> **Data provided**
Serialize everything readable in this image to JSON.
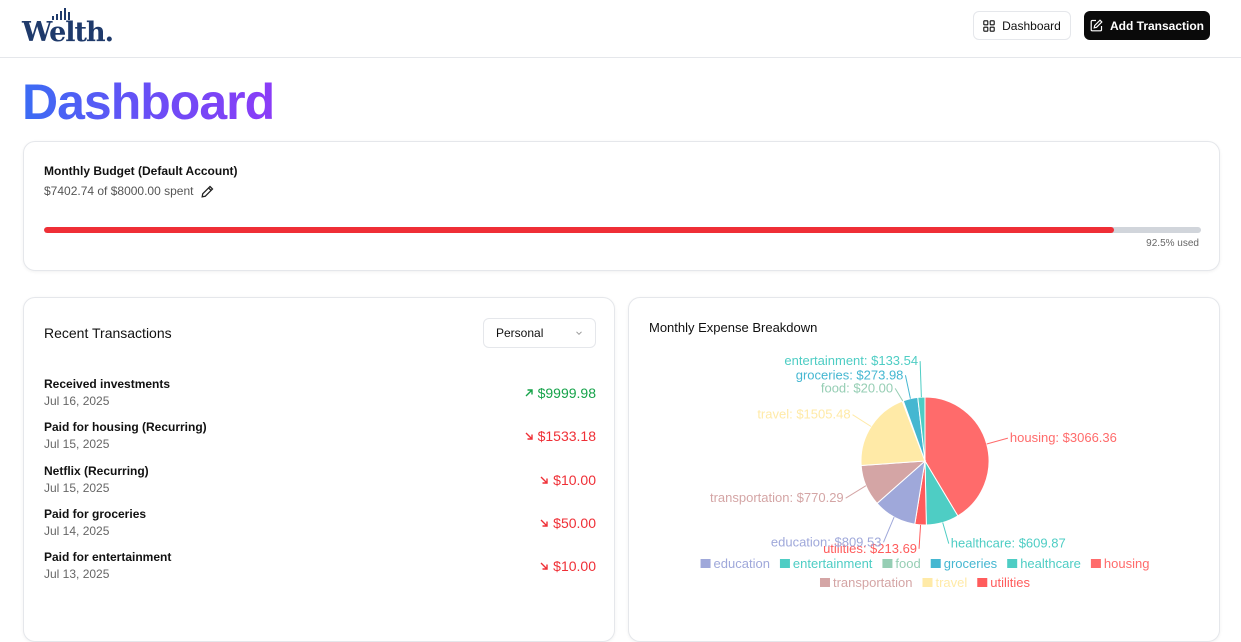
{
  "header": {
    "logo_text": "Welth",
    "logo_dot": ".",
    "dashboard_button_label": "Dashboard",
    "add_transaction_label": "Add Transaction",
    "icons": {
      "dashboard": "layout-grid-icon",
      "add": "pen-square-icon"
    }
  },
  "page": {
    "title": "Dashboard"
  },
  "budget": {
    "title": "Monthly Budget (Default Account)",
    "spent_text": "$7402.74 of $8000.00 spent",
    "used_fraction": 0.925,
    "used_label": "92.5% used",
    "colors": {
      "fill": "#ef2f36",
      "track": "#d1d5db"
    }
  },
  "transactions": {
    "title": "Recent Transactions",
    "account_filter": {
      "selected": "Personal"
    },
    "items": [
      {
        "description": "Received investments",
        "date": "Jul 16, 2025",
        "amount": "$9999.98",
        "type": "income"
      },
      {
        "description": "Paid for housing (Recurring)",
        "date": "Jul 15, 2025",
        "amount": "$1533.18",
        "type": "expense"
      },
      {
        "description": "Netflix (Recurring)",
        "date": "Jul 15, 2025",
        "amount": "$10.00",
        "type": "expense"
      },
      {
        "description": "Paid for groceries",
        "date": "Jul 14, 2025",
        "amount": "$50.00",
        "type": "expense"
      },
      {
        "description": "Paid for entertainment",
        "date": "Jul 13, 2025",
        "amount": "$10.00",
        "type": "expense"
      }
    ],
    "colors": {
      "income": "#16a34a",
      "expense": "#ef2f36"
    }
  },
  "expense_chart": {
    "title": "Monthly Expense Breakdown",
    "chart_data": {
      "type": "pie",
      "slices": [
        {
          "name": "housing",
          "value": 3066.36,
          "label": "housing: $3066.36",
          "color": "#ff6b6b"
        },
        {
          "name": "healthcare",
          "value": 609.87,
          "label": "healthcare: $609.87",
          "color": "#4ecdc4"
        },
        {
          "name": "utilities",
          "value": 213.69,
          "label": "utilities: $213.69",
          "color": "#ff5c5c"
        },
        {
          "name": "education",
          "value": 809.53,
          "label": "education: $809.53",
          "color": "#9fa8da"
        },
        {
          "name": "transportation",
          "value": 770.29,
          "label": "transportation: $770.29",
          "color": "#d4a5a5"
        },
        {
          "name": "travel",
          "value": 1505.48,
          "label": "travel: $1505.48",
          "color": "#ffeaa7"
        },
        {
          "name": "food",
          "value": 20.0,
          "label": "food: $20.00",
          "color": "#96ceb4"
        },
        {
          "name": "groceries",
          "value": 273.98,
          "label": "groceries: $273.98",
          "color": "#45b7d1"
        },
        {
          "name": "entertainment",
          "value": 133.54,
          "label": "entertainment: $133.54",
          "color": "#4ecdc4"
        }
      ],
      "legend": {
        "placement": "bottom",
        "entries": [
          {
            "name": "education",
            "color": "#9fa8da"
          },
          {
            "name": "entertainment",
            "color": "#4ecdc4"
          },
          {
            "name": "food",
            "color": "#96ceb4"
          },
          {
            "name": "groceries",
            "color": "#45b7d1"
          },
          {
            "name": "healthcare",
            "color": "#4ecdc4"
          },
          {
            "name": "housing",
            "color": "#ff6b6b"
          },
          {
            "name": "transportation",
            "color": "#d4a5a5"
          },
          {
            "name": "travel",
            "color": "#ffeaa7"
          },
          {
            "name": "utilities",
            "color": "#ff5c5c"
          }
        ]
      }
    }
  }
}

> **Instructions to follow**
Reproduce each entry verbatim, excluding any embedded images.

> **Task answer**
Serialize everything readable in this image to JSON.
{
  "header": {
    "logo_text": "Welth",
    "logo_dot": ".",
    "dashboard_button_label": "Dashboard",
    "add_transaction_label": "Add Transaction",
    "icons": {
      "dashboard": "layout-grid-icon",
      "add": "pen-square-icon"
    }
  },
  "page": {
    "title": "Dashboard"
  },
  "budget": {
    "title": "Monthly Budget (Default Account)",
    "spent_text": "$7402.74 of $8000.00 spent",
    "used_fraction": 0.925,
    "used_label": "92.5% used",
    "colors": {
      "fill": "#ef2f36",
      "track": "#d1d5db"
    }
  },
  "transactions": {
    "title": "Recent Transactions",
    "account_filter": {
      "selected": "Personal"
    },
    "items": [
      {
        "description": "Received investments",
        "date": "Jul 16, 2025",
        "amount": "$9999.98",
        "type": "income"
      },
      {
        "description": "Paid for housing (Recurring)",
        "date": "Jul 15, 2025",
        "amount": "$1533.18",
        "type": "expense"
      },
      {
        "description": "Netflix (Recurring)",
        "date": "Jul 15, 2025",
        "amount": "$10.00",
        "type": "expense"
      },
      {
        "description": "Paid for groceries",
        "date": "Jul 14, 2025",
        "amount": "$50.00",
        "type": "expense"
      },
      {
        "description": "Paid for entertainment",
        "date": "Jul 13, 2025",
        "amount": "$10.00",
        "type": "expense"
      }
    ],
    "colors": {
      "income": "#16a34a",
      "expense": "#ef2f36"
    }
  },
  "expense_chart": {
    "title": "Monthly Expense Breakdown",
    "chart_data": {
      "type": "pie",
      "slices": [
        {
          "name": "housing",
          "value": 3066.36,
          "label": "housing: $3066.36",
          "color": "#ff6b6b"
        },
        {
          "name": "healthcare",
          "value": 609.87,
          "label": "healthcare: $609.87",
          "color": "#4ecdc4"
        },
        {
          "name": "utilities",
          "value": 213.69,
          "label": "utilities: $213.69",
          "color": "#ff5c5c"
        },
        {
          "name": "education",
          "value": 809.53,
          "label": "education: $809.53",
          "color": "#9fa8da"
        },
        {
          "name": "transportation",
          "value": 770.29,
          "label": "transportation: $770.29",
          "color": "#d4a5a5"
        },
        {
          "name": "travel",
          "value": 1505.48,
          "label": "travel: $1505.48",
          "color": "#ffeaa7"
        },
        {
          "name": "food",
          "value": 20.0,
          "label": "food: $20.00",
          "color": "#96ceb4"
        },
        {
          "name": "groceries",
          "value": 273.98,
          "label": "groceries: $273.98",
          "color": "#45b7d1"
        },
        {
          "name": "entertainment",
          "value": 133.54,
          "label": "entertainment: $133.54",
          "color": "#4ecdc4"
        }
      ],
      "legend": {
        "placement": "bottom",
        "entries": [
          {
            "name": "education",
            "color": "#9fa8da"
          },
          {
            "name": "entertainment",
            "color": "#4ecdc4"
          },
          {
            "name": "food",
            "color": "#96ceb4"
          },
          {
            "name": "groceries",
            "color": "#45b7d1"
          },
          {
            "name": "healthcare",
            "color": "#4ecdc4"
          },
          {
            "name": "housing",
            "color": "#ff6b6b"
          },
          {
            "name": "transportation",
            "color": "#d4a5a5"
          },
          {
            "name": "travel",
            "color": "#ffeaa7"
          },
          {
            "name": "utilities",
            "color": "#ff5c5c"
          }
        ]
      }
    }
  }
}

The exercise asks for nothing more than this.